Begin Data for processing
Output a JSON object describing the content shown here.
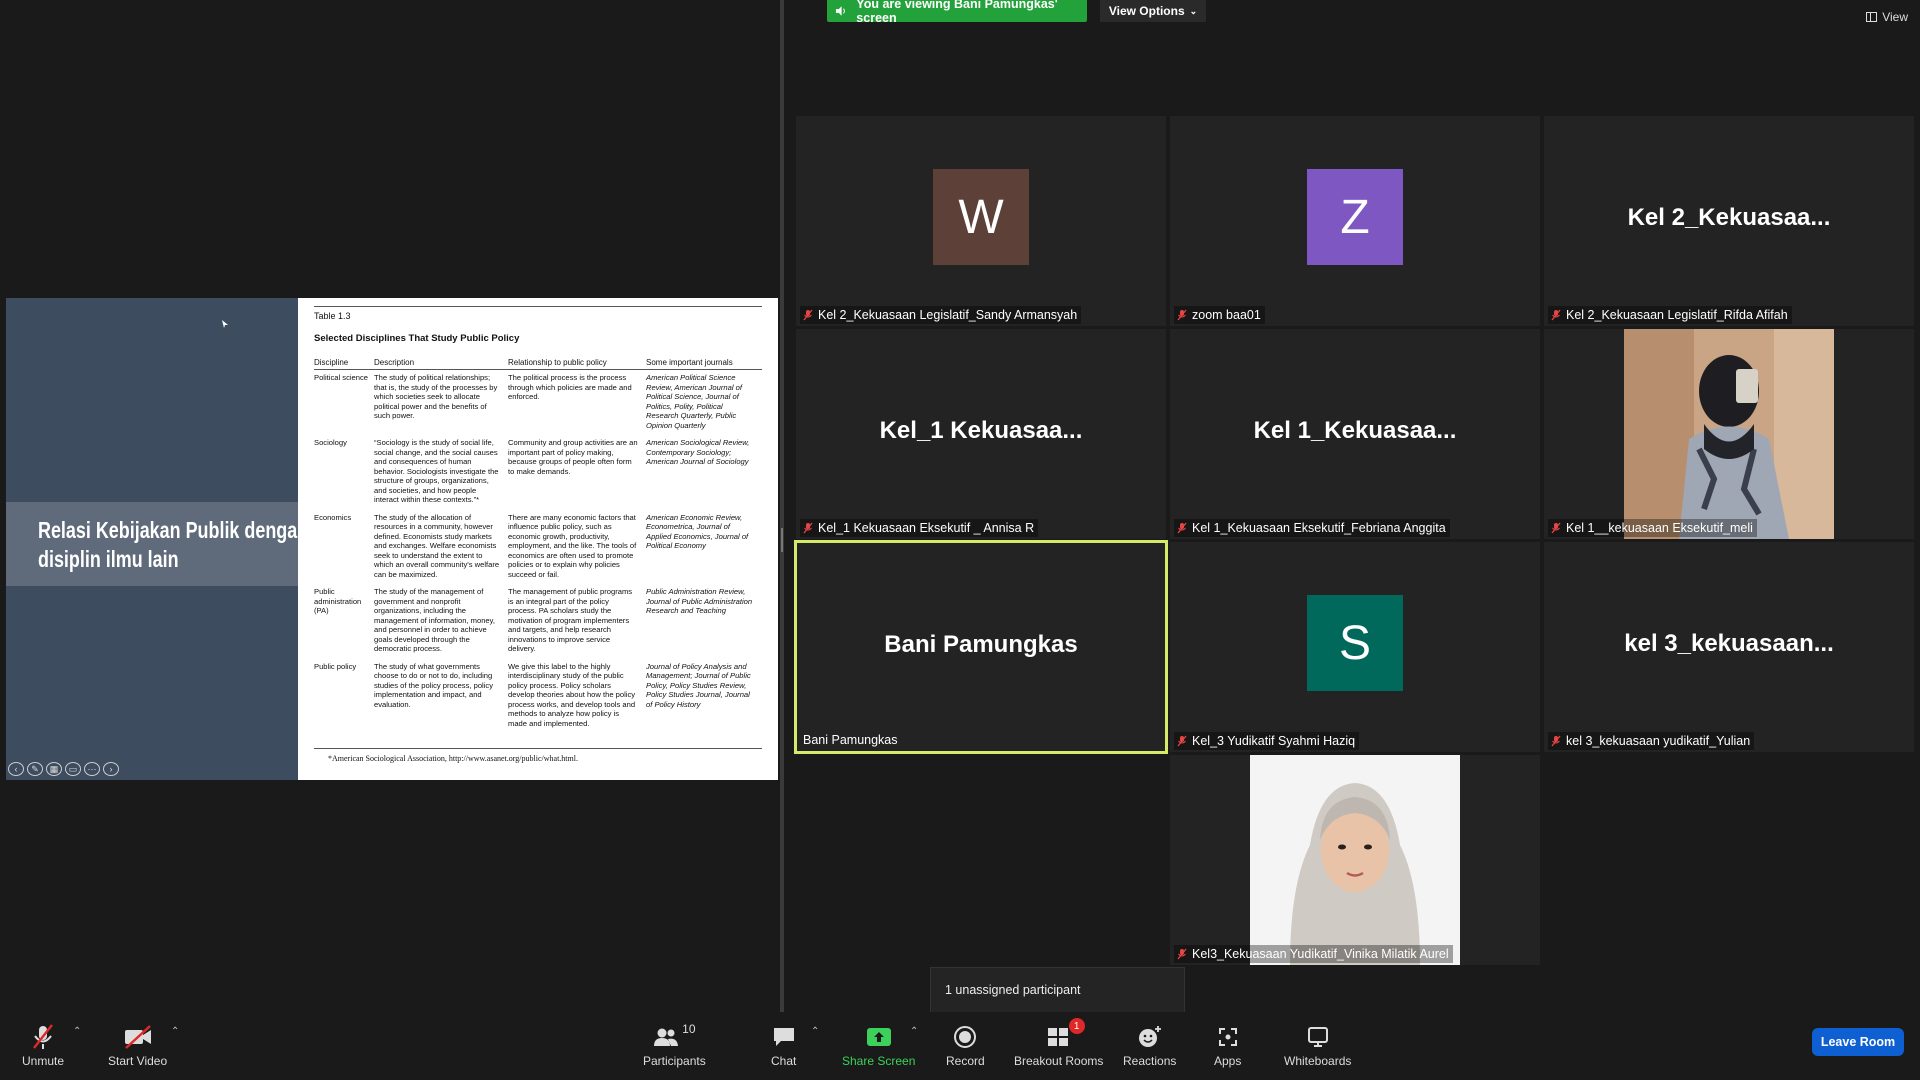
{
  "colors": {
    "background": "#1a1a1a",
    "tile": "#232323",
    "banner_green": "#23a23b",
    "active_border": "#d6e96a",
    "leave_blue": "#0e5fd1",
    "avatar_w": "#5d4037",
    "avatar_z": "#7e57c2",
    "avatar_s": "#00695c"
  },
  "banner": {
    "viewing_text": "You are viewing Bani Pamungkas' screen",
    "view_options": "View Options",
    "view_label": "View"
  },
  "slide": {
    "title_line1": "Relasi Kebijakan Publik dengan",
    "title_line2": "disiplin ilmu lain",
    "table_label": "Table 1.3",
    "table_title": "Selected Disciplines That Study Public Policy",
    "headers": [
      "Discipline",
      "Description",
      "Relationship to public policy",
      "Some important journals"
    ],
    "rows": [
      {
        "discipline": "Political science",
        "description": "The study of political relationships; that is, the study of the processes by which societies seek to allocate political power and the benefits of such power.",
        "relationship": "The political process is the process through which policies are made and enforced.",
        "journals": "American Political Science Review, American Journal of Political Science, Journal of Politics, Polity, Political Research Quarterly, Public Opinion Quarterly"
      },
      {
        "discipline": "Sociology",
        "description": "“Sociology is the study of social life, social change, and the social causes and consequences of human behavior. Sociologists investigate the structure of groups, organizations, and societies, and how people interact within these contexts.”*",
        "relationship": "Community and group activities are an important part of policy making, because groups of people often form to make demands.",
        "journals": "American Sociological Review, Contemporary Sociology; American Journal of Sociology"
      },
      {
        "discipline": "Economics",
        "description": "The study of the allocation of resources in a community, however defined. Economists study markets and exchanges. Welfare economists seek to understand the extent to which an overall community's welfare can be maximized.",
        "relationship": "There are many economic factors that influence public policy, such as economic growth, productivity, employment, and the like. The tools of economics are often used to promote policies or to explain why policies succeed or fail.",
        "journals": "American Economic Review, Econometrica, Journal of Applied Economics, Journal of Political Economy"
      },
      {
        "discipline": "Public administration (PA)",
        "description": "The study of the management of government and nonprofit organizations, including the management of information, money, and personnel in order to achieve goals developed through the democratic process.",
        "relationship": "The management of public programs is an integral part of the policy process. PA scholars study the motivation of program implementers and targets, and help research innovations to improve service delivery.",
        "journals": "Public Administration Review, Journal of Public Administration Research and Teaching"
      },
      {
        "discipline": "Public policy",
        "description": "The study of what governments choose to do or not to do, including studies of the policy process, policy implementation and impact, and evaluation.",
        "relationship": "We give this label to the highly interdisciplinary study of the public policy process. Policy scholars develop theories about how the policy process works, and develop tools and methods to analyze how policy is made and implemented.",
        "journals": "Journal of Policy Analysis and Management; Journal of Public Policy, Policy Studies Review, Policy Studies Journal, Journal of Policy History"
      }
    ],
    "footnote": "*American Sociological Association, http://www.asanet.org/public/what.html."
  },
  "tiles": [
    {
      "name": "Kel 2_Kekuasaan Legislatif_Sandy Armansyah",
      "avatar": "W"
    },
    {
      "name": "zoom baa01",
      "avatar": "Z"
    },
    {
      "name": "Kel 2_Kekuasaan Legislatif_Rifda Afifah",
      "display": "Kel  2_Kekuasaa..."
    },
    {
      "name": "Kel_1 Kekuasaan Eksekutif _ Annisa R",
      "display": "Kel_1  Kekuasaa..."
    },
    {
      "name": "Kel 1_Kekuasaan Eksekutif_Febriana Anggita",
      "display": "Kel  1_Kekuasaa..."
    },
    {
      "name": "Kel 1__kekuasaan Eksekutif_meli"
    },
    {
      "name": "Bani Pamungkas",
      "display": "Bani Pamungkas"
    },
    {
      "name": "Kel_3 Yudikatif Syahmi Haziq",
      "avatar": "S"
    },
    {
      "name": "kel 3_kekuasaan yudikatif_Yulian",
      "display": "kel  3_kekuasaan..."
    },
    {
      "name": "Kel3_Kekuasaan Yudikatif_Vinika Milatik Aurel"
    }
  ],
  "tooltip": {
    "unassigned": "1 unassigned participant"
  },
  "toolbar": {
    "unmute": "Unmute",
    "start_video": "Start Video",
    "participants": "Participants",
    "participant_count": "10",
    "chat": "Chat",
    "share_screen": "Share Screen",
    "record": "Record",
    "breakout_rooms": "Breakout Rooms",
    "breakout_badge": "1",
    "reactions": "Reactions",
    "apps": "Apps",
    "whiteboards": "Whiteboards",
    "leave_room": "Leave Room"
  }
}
End Data for processing
Begin Data for processing
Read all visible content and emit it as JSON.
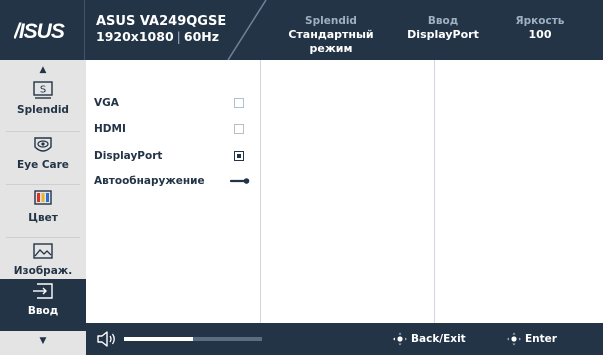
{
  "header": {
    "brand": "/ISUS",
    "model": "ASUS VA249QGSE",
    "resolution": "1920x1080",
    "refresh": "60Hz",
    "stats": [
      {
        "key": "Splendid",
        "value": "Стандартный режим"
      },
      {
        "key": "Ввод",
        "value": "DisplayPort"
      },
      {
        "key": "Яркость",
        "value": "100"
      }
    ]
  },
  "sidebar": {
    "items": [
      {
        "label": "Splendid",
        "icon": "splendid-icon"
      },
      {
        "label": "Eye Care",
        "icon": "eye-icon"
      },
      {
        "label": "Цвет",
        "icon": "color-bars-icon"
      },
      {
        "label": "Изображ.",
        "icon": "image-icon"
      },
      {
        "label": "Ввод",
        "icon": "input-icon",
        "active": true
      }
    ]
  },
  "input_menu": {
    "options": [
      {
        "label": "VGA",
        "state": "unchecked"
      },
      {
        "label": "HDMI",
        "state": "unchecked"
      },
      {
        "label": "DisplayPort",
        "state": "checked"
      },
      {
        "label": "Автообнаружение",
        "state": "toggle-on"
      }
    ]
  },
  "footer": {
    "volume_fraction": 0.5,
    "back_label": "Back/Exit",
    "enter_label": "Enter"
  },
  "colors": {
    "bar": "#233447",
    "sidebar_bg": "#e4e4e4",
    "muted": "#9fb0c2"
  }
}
End Data for processing
Begin Data for processing
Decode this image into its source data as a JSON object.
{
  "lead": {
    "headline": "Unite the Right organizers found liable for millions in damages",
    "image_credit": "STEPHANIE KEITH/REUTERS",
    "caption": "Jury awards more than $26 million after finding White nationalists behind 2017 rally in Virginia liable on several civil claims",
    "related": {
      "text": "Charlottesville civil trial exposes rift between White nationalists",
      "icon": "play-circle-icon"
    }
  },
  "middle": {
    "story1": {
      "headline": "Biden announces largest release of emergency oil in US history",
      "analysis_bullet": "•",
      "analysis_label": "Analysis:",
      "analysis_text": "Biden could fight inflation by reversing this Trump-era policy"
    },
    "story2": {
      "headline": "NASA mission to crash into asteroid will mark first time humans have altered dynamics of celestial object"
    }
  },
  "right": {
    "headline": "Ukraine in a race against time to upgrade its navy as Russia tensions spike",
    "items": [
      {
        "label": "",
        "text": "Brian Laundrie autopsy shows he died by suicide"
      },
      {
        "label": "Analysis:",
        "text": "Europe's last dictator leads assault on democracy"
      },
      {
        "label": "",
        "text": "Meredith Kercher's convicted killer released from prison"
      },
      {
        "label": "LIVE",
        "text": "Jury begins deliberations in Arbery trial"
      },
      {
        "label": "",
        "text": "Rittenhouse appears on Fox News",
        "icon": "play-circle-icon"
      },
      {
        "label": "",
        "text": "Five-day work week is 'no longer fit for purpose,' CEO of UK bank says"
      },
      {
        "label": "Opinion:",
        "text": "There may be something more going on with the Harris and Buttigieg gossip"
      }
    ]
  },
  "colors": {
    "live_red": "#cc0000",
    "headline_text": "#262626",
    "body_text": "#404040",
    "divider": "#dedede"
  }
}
End Data for processing
> [Problem] Gather up, from the records above, each line where the word "including" appears.

> [The reply]
        "description": "The study of the management of government and nonprofit organizations, including the management of information, money, and personnel in order to achieve goals developed through the democratic process.",
        "description": "The study of what governments choose to do or not to do, including studies of the policy process, policy implementation and impact, and evaluation.",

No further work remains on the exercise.